# Stated goal:
Write out the whole listing again, exactly.

# Data for this task:
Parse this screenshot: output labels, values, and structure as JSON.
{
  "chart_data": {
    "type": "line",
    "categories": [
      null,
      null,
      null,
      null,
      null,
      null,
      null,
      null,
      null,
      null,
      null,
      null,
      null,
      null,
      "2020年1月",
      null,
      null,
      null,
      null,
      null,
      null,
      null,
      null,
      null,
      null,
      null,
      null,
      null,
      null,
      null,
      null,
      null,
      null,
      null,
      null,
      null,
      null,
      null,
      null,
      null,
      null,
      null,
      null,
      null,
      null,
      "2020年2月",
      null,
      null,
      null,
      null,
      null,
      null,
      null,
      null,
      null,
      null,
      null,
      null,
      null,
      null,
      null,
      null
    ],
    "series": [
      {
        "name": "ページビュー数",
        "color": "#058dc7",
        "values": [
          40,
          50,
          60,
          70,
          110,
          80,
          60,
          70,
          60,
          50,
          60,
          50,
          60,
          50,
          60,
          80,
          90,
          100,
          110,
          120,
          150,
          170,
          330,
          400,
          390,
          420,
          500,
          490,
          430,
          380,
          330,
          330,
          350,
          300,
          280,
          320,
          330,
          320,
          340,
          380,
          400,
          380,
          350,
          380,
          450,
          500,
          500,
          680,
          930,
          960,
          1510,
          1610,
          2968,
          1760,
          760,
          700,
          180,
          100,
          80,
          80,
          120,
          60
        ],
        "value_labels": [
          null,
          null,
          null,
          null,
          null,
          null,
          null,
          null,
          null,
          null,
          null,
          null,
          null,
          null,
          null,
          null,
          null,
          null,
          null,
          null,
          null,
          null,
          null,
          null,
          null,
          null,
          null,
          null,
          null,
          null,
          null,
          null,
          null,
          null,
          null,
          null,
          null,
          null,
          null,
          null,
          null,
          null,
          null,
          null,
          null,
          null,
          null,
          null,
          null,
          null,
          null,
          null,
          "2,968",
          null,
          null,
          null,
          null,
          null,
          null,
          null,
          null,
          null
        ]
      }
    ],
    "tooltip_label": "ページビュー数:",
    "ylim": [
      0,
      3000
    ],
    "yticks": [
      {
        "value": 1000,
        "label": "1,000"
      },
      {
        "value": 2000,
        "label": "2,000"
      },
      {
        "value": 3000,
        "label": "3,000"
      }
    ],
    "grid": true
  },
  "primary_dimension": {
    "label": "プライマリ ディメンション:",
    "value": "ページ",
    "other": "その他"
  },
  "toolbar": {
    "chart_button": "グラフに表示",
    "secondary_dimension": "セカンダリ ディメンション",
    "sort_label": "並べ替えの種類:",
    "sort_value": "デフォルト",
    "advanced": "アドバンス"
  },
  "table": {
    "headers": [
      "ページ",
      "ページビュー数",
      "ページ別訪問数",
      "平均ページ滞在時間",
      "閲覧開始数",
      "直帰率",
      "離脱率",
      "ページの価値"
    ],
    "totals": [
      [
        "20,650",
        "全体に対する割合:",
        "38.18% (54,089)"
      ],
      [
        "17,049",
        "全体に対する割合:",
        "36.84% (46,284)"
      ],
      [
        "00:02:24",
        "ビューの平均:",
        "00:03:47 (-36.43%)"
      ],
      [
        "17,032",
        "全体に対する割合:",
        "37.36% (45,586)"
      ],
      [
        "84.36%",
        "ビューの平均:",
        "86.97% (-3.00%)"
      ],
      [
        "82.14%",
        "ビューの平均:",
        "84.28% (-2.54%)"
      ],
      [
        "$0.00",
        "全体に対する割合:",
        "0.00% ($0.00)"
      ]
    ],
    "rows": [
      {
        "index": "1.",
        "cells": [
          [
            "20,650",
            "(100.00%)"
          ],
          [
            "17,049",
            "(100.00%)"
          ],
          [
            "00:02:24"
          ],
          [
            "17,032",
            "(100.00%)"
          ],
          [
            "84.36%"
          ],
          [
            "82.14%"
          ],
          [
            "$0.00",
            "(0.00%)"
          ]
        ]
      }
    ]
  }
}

# Solution for this task:
Parse this screenshot: output labels, values, and structure as JSON.
{
  "chart_data": {
    "type": "line",
    "categories": [
      null,
      null,
      null,
      null,
      null,
      null,
      null,
      null,
      null,
      null,
      null,
      null,
      null,
      null,
      "2020年1月",
      null,
      null,
      null,
      null,
      null,
      null,
      null,
      null,
      null,
      null,
      null,
      null,
      null,
      null,
      null,
      null,
      null,
      null,
      null,
      null,
      null,
      null,
      null,
      null,
      null,
      null,
      null,
      null,
      null,
      null,
      "2020年2月",
      null,
      null,
      null,
      null,
      null,
      null,
      null,
      null,
      null,
      null,
      null,
      null,
      null,
      null,
      null,
      null
    ],
    "series": [
      {
        "name": "ページビュー数",
        "color": "#058dc7",
        "values": [
          40,
          50,
          60,
          70,
          110,
          80,
          60,
          70,
          60,
          50,
          60,
          50,
          60,
          50,
          60,
          80,
          90,
          100,
          110,
          120,
          150,
          170,
          330,
          400,
          390,
          420,
          500,
          490,
          430,
          380,
          330,
          330,
          350,
          300,
          280,
          320,
          330,
          320,
          340,
          380,
          400,
          380,
          350,
          380,
          450,
          500,
          500,
          680,
          930,
          960,
          1510,
          1610,
          2968,
          1760,
          760,
          700,
          180,
          100,
          80,
          80,
          120,
          60
        ],
        "value_labels": [
          null,
          null,
          null,
          null,
          null,
          null,
          null,
          null,
          null,
          null,
          null,
          null,
          null,
          null,
          null,
          null,
          null,
          null,
          null,
          null,
          null,
          null,
          null,
          null,
          null,
          null,
          null,
          null,
          null,
          null,
          null,
          null,
          null,
          null,
          null,
          null,
          null,
          null,
          null,
          null,
          null,
          null,
          null,
          null,
          null,
          null,
          null,
          null,
          null,
          null,
          null,
          null,
          "2,968",
          null,
          null,
          null,
          null,
          null,
          null,
          null,
          null,
          null
        ]
      }
    ],
    "tooltip_label": "ページビュー数:",
    "ylim": [
      0,
      3000
    ],
    "yticks": [
      {
        "value": 1000,
        "label": "1,000"
      },
      {
        "value": 2000,
        "label": "2,000"
      },
      {
        "value": 3000,
        "label": "3,000"
      }
    ],
    "grid": true
  },
  "primary_dimension": {
    "label": "プライマリ ディメンション:",
    "value": "ページ",
    "other": "その他"
  },
  "toolbar": {
    "chart_button": "グラフに表示",
    "secondary_dimension": "セカンダリ ディメンション",
    "sort_label": "並べ替えの種類:",
    "sort_value": "デフォルト",
    "advanced": "アドバンス"
  },
  "table": {
    "headers": [
      "ページ",
      "ページビュー数",
      "ページ別訪問数",
      "平均ページ滞在時間",
      "閲覧開始数",
      "直帰率",
      "離脱率",
      "ページの価値"
    ],
    "totals": [
      [
        "20,650",
        "全体に対する割合:",
        "38.18% (54,089)"
      ],
      [
        "17,049",
        "全体に対する割合:",
        "36.84% (46,284)"
      ],
      [
        "00:02:24",
        "ビューの平均:",
        "00:03:47 (-36.43%)"
      ],
      [
        "17,032",
        "全体に対する割合:",
        "37.36% (45,586)"
      ],
      [
        "84.36%",
        "ビューの平均:",
        "86.97% (-3.00%)"
      ],
      [
        "82.14%",
        "ビューの平均:",
        "84.28% (-2.54%)"
      ],
      [
        "$0.00",
        "全体に対する割合:",
        "0.00% ($0.00)"
      ]
    ],
    "rows": [
      {
        "index": "1.",
        "cells": [
          [
            "20,650",
            "(100.00%)"
          ],
          [
            "17,049",
            "(100.00%)"
          ],
          [
            "00:02:24"
          ],
          [
            "17,032",
            "(100.00%)"
          ],
          [
            "84.36%"
          ],
          [
            "82.14%"
          ],
          [
            "$0.00",
            "(0.00%)"
          ]
        ]
      }
    ]
  }
}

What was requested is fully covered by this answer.